### INFORMATION PROVIDED

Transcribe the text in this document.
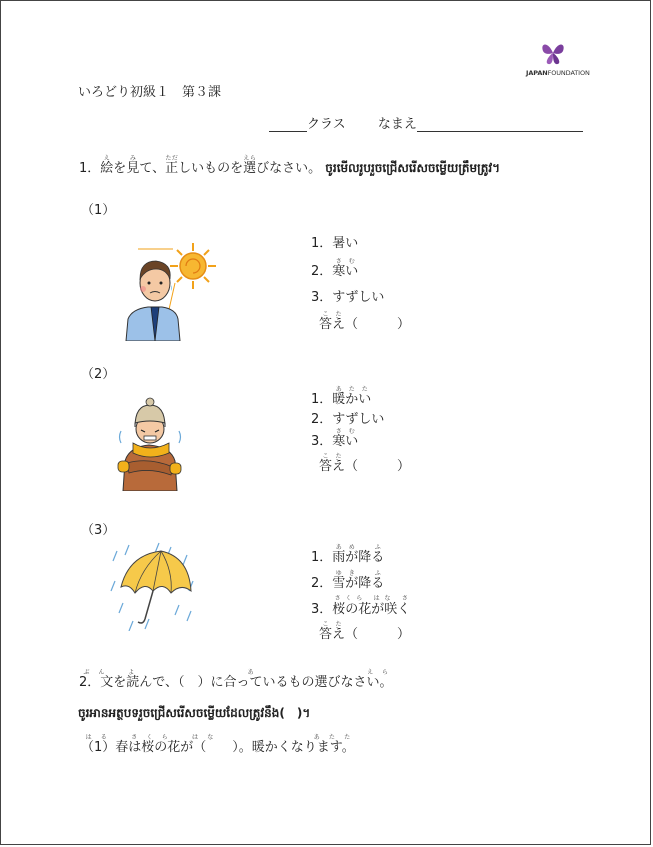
JAPANFOUNDATION
いろどり初級１　第３課
クラス なまえ
1．絵えを見みて、正ただしいものを選えらびなさい。 ចូរមើលរូបរួចជ្រើសរើសចម្លើយត្រឹមត្រូវ។
（1）
1．暑い
2．寒いさむ
3．すずしい
答えこた（　　　）
（2）
1．暖かいあたた
2．すずしい
3．寒いさむ
答えこた（　　　）
（3）
1．雨が降るあめ　ふ
2．雪が降るゆき　ふ
3．桜の花が咲くさくら はな さ
答えこた（　　　）
2．文を読んで、（　）に合っているもの選びなさい。ぶん　よ　　　　　　　あ　　　　　　　えら
ចូរអានអត្ថបទរួចជ្រើសរើសចម្លើយដែលត្រូវនឹង(　)។
（1）春は桜の花が（　　）。暖かくなります。はる　さくら　はな　　　　　　あたた
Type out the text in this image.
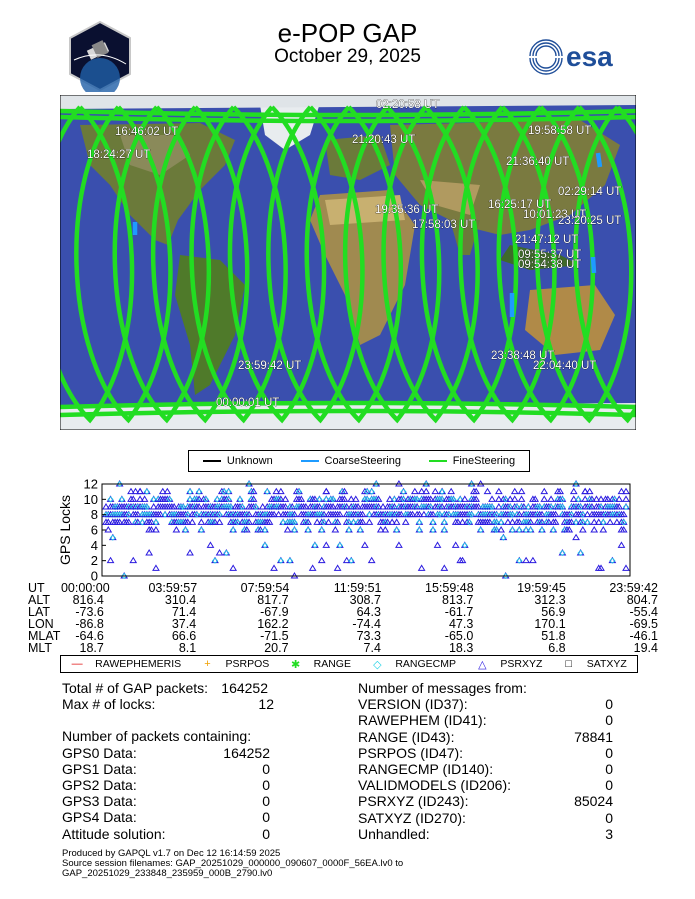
e-POP GAP
October 29, 2025	esa
02:20:58 UT
16:46:02 UT
18:24:27 UT
21:20:43 UT
19:58:58 UT
21:36:40 UT
02:29:14 UT
16:25:17 UT
19:35:36 UT	10:01:23 UT
23:20:25 UT
17:58:03 UT
21:47:12 UT
09:55:37 UT
09:54:38 UT
23:38:48 UT
22:04:40 UT
23:59:42 UT
00:00:01 UT
Unknown	CoarseSteering	FineSteering
0
2
4
6
8
10
12
GPS Locks
UT	00:00:00	03:59:57	07:59:54	11:59:51	15:59:48	19:59:45	23:59:42
ALT	816.4	310.4	817.7	308.7	813.7	312.3	804.7
LAT	-73.6	71.4	-67.9	64.3	-61.7	56.9	-55.4
LON	-86.8	37.4	162.2	-74.4	47.3	170.1	-69.5
MLAT	-64.6	66.6	-71.5	73.3	-65.0	51.8	-46.1
MLT	18.7	8.1	20.7	7.4	18.3	6.8	19.4
— RAWEPHEMERIS + PSRPOS ✱ RANGE ◇ RANGECMP △ PSRXYZ □ SATXYZ
Total # of GAP packets: 164252
Max # of locks:	12
Number of packets containing:
GPS0 Data:	164252
GPS1 Data:	0
GPS2 Data:	0
GPS3 Data:	0
GPS4 Data:	0
Attitude solution:	0
Number of messages from:
VERSION (ID37):	0
RAWEPHEM (ID41):	0
RANGE (ID43):	78841
PSRPOS (ID47):	0
RANGECMP (ID140):	0
VALIDMODELS (ID206):	0
PSRXYZ (ID243):	85024
SATXYZ (ID270):	0
Unhandled:	3
Produced by GAPQL v1.7 on Dec 12 16:14:59 2025
Source session filenames: GAP_20251029_000000_090607_0000F_56EA.lv0 to
GAP_20251029_233848_235959_000B_2790.lv0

######

--- TASK TO CARRY OUT ---
Print out the whole of the material word for word, without pictures.

--- SOLUTION TO THIS TASK ---
Transcribe the text in this document.
JAPANFOUNDATION
いろどり初級１　第３課
クラス なまえ
1．絵えを見みて、正ただしいものを選えらびなさい。 ចូរមើលរូបរួចជ្រើសរើសចម្លើយត្រឹមត្រូវ។
（1）
1．暑い
2．寒いさむ
3．すずしい
答えこた（　　　）
（2）
1．暖かいあたた
2．すずしい
3．寒いさむ
答えこた（　　　）
（3）
1．雨が降るあめ　ふ
2．雪が降るゆき　ふ
3．桜の花が咲くさくら はな さ
答えこた（　　　）
2．文を読んで、（　）に合っているもの選びなさい。ぶん　よ　　　　　　　あ　　　　　　　えら
ចូរអានអត្ថបទរួចជ្រើសរើសចម្លើយដែលត្រូវនឹង(　)។
（1）春は桜の花が（　　）。暖かくなります。はる　さくら　はな　　　　　　あたた
Type out the text in this image.
e-POP GAP
October 29, 2025	esa
02:20:58 UT
16:46:02 UT
18:24:27 UT
21:20:43 UT
19:58:58 UT
21:36:40 UT
02:29:14 UT
16:25:17 UT
19:35:36 UT	10:01:23 UT
23:20:25 UT
17:58:03 UT
21:47:12 UT
09:55:37 UT
09:54:38 UT
23:38:48 UT
22:04:40 UT
23:59:42 UT
00:00:01 UT
Unknown	CoarseSteering	FineSteering
0
2
4
6
8
10
12
GPS Locks
UT	00:00:00	03:59:57	07:59:54	11:59:51	15:59:48	19:59:45	23:59:42
ALT	816.4	310.4	817.7	308.7	813.7	312.3	804.7
LAT	-73.6	71.4	-67.9	64.3	-61.7	56.9	-55.4
LON	-86.8	37.4	162.2	-74.4	47.3	170.1	-69.5
MLAT	-64.6	66.6	-71.5	73.3	-65.0	51.8	-46.1
MLT	18.7	8.1	20.7	7.4	18.3	6.8	19.4
— RAWEPHEMERIS + PSRPOS ✱ RANGE ◇ RANGECMP △ PSRXYZ □ SATXYZ
Total # of GAP packets: 164252
Max # of locks:	12
Number of packets containing:
GPS0 Data:	164252
GPS1 Data:	0
GPS2 Data:	0
GPS3 Data:	0
GPS4 Data:	0
Attitude solution:	0
Number of messages from:
VERSION (ID37):	0
RAWEPHEM (ID41):	0
RANGE (ID43):	78841
PSRPOS (ID47):	0
RANGECMP (ID140):	0
VALIDMODELS (ID206):	0
PSRXYZ (ID243):	85024
SATXYZ (ID270):	0
Unhandled:	3
Produced by GAPQL v1.7 on Dec 12 16:14:59 2025
Source session filenames: GAP_20251029_000000_090607_0000F_56EA.lv0 to
GAP_20251029_233848_235959_000B_2790.lv0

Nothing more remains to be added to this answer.